> **RAW DATA**
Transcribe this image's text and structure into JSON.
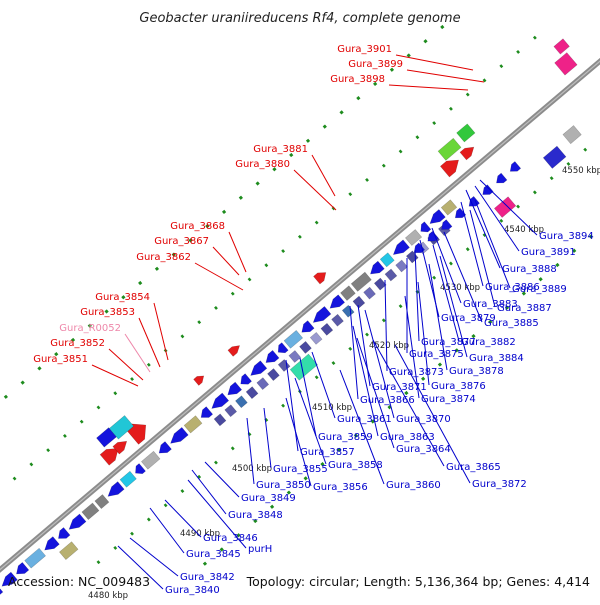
{
  "title": "Geobacter uraniireducens Rf4, complete genome",
  "footer": {
    "accession": "Accession: NC_009483",
    "topology": "Topology: circular; Length: 5,136,364 bp; Genes: 4,414"
  },
  "ruler_labels": [
    "4480 kbp",
    "4490 kbp",
    "4500 kbp",
    "4510 kbp",
    "4520 kbp",
    "4530 kbp",
    "4540 kbp",
    "4550 kbp"
  ],
  "forward_labels": [
    "Gura_3901",
    "Gura_3899",
    "Gura_3898",
    "Gura_3881",
    "Gura_3880",
    "Gura_3868",
    "Gura_3867",
    "Gura_3862",
    "Gura_3854",
    "Gura_3853",
    "Gura_R0052",
    "Gura_3852",
    "Gura_3851"
  ],
  "reverse_labels": [
    "Gura_3894",
    "Gura_3891",
    "Gura_3888",
    "Gura_3889",
    "Gura_3886",
    "Gura_3887",
    "Gura_3883",
    "Gura_3885",
    "Gura_3879",
    "Gura_3882",
    "Gura_3877",
    "Gura_3884",
    "Gura_3875",
    "Gura_3878",
    "Gura_3873",
    "Gura_3876",
    "Gura_3871",
    "Gura_3874",
    "Gura_3866",
    "Gura_3861",
    "Gura_3870",
    "Gura_3863",
    "Gura_3859",
    "Gura_3864",
    "Gura_3857",
    "Gura_3858",
    "Gura_3865",
    "Gura_3855",
    "Gura_3850",
    "Gura_3856",
    "Gura_3860",
    "Gura_3872",
    "Gura_3849",
    "Gura_3848",
    "Gura_3846",
    "Gura_3845",
    "purH",
    "Gura_3842",
    "Gura_3840"
  ],
  "colors": {
    "forward_label": "#e00000",
    "reverse_label": "#0000cc",
    "rna_label": "#ee88aa",
    "backbone": "#888888",
    "gc_marks": "#1e8c1e"
  }
}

> **EXERCISE DIRECTIONS**
The records above are to be transcribed exactly, with every picture left out.

> **TASK SOLUTION**
Transcribe this image's text and structure into JSON.
{
  "title": "Geobacter uraniireducens Rf4, complete genome",
  "footer": {
    "accession": "Accession: NC_009483",
    "topology": "Topology: circular; Length: 5,136,364 bp; Genes: 4,414"
  },
  "ruler_labels": [
    "4480 kbp",
    "4490 kbp",
    "4500 kbp",
    "4510 kbp",
    "4520 kbp",
    "4530 kbp",
    "4540 kbp",
    "4550 kbp"
  ],
  "forward_labels": [
    "Gura_3901",
    "Gura_3899",
    "Gura_3898",
    "Gura_3881",
    "Gura_3880",
    "Gura_3868",
    "Gura_3867",
    "Gura_3862",
    "Gura_3854",
    "Gura_3853",
    "Gura_R0052",
    "Gura_3852",
    "Gura_3851"
  ],
  "reverse_labels": [
    "Gura_3894",
    "Gura_3891",
    "Gura_3888",
    "Gura_3889",
    "Gura_3886",
    "Gura_3887",
    "Gura_3883",
    "Gura_3885",
    "Gura_3879",
    "Gura_3882",
    "Gura_3877",
    "Gura_3884",
    "Gura_3875",
    "Gura_3878",
    "Gura_3873",
    "Gura_3876",
    "Gura_3871",
    "Gura_3874",
    "Gura_3866",
    "Gura_3861",
    "Gura_3870",
    "Gura_3863",
    "Gura_3859",
    "Gura_3864",
    "Gura_3857",
    "Gura_3858",
    "Gura_3865",
    "Gura_3855",
    "Gura_3850",
    "Gura_3856",
    "Gura_3860",
    "Gura_3872",
    "Gura_3849",
    "Gura_3848",
    "Gura_3846",
    "Gura_3845",
    "purH",
    "Gura_3842",
    "Gura_3840"
  ],
  "colors": {
    "forward_label": "#e00000",
    "reverse_label": "#0000cc",
    "rna_label": "#ee88aa",
    "backbone": "#888888",
    "gc_marks": "#1e8c1e"
  }
}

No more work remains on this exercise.